(Entries with figure data)
* * * * * * * * *

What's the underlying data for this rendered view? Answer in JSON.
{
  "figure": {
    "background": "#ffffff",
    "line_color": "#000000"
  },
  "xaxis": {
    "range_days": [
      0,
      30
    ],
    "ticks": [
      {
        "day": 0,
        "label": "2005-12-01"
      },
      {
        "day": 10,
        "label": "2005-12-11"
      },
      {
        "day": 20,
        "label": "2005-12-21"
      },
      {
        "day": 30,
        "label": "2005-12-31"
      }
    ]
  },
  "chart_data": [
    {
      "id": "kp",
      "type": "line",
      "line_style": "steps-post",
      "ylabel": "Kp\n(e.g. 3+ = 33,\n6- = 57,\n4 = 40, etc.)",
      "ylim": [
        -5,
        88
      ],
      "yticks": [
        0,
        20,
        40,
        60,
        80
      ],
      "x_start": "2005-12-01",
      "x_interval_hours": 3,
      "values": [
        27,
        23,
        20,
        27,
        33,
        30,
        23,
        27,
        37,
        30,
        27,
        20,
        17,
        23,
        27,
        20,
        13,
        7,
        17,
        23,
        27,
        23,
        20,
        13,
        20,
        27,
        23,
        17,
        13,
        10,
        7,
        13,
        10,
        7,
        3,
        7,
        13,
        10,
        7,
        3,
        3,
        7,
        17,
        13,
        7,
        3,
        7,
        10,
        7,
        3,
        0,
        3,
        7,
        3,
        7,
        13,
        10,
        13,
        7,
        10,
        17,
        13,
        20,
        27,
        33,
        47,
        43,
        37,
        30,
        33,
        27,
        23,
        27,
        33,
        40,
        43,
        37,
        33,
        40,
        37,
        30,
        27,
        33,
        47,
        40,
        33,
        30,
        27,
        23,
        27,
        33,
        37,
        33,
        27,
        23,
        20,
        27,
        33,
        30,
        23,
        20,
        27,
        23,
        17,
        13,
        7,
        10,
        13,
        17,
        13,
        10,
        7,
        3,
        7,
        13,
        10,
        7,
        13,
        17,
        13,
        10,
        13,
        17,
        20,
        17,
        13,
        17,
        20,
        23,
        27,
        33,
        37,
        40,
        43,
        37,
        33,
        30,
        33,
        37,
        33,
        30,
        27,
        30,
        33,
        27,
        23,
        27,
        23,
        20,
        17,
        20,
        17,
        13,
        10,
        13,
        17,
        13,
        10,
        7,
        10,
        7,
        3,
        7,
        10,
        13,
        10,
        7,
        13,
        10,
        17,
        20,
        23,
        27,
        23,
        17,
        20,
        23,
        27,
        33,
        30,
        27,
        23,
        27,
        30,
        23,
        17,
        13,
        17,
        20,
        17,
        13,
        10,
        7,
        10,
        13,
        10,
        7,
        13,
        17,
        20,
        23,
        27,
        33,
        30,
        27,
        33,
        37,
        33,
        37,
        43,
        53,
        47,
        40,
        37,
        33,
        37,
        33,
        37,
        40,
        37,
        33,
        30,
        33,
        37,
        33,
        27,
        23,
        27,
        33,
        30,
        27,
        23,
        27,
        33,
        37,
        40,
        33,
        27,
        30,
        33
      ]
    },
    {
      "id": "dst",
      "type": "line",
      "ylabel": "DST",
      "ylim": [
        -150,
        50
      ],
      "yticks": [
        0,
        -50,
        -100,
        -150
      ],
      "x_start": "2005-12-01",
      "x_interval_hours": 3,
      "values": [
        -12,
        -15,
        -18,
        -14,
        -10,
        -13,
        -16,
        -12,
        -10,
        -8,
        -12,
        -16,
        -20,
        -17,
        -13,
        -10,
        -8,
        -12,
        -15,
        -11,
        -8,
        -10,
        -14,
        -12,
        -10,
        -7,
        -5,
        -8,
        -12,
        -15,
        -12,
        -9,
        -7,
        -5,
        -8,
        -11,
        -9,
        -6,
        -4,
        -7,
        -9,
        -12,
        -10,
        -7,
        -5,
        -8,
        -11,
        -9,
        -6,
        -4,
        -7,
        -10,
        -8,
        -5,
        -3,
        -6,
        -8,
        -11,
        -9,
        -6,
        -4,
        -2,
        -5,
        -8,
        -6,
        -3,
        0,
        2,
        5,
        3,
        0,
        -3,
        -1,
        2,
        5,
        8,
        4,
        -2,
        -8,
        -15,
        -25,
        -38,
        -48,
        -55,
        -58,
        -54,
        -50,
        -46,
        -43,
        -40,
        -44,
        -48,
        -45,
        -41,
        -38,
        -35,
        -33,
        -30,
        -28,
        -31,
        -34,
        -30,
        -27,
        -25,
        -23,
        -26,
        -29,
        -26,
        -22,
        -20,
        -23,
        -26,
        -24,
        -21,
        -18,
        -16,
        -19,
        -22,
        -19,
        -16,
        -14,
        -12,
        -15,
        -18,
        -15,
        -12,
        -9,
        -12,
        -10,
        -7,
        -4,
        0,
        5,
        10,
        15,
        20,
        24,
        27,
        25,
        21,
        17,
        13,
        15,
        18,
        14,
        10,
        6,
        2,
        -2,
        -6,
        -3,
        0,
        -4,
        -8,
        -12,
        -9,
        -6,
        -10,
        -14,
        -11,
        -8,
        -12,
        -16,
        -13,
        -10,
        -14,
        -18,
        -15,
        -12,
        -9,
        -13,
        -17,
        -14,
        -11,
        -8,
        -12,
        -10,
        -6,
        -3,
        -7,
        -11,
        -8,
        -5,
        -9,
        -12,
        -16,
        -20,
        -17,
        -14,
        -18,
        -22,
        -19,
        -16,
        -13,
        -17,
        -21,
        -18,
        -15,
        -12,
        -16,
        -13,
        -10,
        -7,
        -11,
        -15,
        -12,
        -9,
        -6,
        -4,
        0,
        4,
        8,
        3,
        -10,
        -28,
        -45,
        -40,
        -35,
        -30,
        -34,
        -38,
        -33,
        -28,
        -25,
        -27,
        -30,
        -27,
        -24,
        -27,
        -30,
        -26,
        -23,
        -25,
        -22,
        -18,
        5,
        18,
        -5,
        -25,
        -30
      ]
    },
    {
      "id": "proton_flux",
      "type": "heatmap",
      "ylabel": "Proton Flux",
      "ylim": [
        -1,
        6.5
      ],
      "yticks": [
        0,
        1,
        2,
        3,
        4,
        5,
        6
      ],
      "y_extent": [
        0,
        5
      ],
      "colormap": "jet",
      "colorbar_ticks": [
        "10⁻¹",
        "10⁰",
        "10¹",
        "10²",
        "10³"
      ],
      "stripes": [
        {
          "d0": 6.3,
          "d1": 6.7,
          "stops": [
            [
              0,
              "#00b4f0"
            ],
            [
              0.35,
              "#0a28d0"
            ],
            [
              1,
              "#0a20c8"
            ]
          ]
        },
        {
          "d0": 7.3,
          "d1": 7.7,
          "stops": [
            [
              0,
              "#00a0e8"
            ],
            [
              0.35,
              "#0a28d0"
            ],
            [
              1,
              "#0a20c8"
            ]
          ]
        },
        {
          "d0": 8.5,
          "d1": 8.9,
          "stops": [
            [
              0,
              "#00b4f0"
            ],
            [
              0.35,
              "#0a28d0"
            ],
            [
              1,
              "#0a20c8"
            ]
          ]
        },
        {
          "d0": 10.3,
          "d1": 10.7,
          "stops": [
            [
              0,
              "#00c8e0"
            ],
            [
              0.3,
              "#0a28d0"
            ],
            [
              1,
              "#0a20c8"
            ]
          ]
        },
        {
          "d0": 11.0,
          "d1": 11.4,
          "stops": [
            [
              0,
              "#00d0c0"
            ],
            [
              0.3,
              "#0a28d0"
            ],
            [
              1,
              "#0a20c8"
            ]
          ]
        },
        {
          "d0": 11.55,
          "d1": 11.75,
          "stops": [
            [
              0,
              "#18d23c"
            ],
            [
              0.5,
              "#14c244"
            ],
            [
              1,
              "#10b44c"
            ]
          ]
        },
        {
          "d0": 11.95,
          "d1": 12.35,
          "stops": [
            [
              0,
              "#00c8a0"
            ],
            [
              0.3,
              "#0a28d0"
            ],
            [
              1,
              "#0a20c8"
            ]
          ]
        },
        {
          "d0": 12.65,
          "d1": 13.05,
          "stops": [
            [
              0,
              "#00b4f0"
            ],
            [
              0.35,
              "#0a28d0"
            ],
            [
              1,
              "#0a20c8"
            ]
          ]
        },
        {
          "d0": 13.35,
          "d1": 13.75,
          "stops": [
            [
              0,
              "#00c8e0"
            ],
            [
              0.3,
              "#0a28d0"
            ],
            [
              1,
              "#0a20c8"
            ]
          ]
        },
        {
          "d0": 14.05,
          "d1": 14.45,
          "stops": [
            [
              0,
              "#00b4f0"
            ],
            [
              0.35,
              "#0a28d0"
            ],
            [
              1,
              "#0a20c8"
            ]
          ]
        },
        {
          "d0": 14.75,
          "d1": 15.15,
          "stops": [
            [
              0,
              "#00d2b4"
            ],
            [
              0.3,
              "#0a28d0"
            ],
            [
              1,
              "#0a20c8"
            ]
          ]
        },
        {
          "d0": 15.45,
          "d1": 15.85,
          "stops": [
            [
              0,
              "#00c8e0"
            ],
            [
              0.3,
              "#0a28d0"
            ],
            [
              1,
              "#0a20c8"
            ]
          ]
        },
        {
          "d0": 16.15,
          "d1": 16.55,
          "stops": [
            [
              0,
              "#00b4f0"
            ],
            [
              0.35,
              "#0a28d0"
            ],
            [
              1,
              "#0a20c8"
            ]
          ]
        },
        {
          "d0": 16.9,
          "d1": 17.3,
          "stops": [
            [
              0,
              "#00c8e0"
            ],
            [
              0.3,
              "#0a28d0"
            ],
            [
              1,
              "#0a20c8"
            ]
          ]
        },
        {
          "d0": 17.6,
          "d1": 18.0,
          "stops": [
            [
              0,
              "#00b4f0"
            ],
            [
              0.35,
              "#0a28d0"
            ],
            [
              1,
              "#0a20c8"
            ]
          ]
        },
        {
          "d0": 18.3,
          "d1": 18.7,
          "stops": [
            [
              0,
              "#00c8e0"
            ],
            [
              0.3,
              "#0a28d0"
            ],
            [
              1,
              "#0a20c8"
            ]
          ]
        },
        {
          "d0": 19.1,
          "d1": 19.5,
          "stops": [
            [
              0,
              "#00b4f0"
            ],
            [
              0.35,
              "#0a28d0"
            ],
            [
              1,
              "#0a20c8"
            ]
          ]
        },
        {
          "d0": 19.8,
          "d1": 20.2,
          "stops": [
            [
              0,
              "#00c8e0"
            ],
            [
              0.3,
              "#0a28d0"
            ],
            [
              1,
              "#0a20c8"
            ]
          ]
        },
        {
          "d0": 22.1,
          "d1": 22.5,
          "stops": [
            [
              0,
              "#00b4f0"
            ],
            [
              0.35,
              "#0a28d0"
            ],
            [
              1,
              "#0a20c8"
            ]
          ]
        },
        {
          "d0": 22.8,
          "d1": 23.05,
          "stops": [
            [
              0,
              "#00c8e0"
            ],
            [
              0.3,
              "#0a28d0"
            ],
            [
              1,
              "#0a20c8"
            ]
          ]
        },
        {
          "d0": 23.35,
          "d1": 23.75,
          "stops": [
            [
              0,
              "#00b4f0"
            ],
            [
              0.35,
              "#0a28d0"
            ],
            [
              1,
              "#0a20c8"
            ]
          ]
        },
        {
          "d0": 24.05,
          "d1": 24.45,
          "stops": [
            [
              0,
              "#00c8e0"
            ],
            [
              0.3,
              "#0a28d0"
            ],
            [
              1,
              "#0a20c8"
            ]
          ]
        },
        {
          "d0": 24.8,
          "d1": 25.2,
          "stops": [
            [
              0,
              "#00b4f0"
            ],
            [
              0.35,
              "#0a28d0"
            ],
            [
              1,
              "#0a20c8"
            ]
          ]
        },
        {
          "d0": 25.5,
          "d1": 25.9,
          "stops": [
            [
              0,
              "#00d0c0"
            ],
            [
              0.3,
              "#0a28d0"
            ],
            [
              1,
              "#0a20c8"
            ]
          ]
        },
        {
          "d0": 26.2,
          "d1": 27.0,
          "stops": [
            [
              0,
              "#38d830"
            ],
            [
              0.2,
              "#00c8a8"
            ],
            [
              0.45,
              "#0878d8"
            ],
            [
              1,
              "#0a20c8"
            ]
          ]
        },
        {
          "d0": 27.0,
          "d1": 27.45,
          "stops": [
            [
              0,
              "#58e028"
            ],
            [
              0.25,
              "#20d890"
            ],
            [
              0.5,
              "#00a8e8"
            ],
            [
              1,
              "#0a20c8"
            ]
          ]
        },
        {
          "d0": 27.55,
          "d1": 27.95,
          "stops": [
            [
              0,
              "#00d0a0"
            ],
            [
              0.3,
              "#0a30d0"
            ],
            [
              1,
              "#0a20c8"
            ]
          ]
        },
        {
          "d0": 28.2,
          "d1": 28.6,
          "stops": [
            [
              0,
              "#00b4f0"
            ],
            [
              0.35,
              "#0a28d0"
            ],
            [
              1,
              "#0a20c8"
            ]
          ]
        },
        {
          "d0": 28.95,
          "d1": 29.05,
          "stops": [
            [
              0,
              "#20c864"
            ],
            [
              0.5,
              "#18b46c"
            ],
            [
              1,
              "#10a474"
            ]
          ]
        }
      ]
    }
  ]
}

* * * * * * * * *

TASK INSTRUCTIONS: Reply with one number only, the count of lines above that hold the string "ylabel".

TASK ANSWER: 3